Copy every line of the following data that includes the string "name".

******************************

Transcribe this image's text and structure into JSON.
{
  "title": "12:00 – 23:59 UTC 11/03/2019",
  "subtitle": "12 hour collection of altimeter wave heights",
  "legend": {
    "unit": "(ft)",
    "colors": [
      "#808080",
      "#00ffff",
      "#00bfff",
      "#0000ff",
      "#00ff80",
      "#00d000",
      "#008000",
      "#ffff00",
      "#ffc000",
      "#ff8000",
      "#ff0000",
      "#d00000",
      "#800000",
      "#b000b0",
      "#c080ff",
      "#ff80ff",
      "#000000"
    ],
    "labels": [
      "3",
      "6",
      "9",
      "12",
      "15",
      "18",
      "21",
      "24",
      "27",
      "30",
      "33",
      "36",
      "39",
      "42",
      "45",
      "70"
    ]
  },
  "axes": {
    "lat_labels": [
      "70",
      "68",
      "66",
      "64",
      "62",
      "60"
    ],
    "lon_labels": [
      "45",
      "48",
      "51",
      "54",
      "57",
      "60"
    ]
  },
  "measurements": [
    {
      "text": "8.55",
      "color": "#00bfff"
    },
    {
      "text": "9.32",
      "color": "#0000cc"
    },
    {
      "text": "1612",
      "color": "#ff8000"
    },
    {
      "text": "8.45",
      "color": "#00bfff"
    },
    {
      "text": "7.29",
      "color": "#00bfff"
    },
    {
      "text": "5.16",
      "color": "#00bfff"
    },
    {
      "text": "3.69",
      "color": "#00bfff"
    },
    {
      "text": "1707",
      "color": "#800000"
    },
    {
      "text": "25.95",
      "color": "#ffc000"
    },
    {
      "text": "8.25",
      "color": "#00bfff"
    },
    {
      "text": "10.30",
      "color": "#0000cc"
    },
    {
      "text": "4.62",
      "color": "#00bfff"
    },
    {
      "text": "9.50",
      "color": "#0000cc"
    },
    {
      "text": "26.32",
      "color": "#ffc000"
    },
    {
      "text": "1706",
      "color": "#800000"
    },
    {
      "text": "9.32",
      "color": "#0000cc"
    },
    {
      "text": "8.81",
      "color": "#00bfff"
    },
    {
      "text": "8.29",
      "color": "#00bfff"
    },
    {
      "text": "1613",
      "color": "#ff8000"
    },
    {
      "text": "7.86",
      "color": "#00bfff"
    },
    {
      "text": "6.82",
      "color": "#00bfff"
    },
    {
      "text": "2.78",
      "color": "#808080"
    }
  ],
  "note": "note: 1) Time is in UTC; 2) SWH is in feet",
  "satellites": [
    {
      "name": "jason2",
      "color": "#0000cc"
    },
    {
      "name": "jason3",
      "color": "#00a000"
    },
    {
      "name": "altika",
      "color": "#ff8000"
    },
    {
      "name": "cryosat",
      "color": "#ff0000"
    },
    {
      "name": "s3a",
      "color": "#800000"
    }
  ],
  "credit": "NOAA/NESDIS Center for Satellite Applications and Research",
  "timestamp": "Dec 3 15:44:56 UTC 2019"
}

******************************

** TASK ANSWER **
      "name": "jason2",
      "name": "jason3",
      "name": "altika",
      "name": "cryosat",
      "name": "s3a",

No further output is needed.